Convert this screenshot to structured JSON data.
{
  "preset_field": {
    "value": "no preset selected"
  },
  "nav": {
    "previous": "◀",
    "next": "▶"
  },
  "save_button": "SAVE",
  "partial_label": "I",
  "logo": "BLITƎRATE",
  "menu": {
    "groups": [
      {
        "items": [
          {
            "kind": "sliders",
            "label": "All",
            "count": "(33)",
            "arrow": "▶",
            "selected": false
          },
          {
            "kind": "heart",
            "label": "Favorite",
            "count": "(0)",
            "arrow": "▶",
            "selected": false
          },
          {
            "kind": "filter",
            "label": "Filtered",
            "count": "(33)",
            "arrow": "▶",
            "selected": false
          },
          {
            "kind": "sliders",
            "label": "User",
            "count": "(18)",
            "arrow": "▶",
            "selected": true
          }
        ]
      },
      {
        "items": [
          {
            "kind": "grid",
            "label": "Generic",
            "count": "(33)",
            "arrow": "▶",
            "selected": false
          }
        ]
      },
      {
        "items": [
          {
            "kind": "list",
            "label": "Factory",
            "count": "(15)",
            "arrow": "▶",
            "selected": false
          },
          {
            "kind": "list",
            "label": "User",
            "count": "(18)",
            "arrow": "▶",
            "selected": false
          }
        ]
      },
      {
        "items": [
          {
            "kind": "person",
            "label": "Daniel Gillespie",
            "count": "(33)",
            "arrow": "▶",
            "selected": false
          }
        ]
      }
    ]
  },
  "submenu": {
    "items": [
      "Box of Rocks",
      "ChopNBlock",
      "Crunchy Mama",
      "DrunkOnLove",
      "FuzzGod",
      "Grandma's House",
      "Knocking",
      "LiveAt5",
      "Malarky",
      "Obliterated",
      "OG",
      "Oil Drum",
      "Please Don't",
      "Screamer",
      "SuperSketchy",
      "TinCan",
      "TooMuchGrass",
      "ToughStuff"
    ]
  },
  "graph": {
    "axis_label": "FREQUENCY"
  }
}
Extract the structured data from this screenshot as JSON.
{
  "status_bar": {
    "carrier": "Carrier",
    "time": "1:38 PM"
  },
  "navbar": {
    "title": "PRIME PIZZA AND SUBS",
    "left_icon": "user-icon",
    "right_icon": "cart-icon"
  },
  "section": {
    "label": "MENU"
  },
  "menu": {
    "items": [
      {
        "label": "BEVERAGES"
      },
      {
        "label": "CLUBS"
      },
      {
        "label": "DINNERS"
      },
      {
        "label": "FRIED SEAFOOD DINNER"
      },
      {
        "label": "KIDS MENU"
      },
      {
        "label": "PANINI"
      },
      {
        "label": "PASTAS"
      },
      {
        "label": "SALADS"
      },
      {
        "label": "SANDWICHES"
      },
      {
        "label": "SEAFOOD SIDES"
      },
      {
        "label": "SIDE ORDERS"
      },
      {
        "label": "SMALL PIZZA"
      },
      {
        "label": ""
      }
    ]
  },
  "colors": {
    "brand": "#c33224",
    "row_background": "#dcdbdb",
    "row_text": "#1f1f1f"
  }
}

=======

*STATED GOAL:* List all lines holding the string "data".

*CORRECT ANSWER:*
Convert this screenshot to structured JSON data.
Extract the structured data from this screenshot as JSON.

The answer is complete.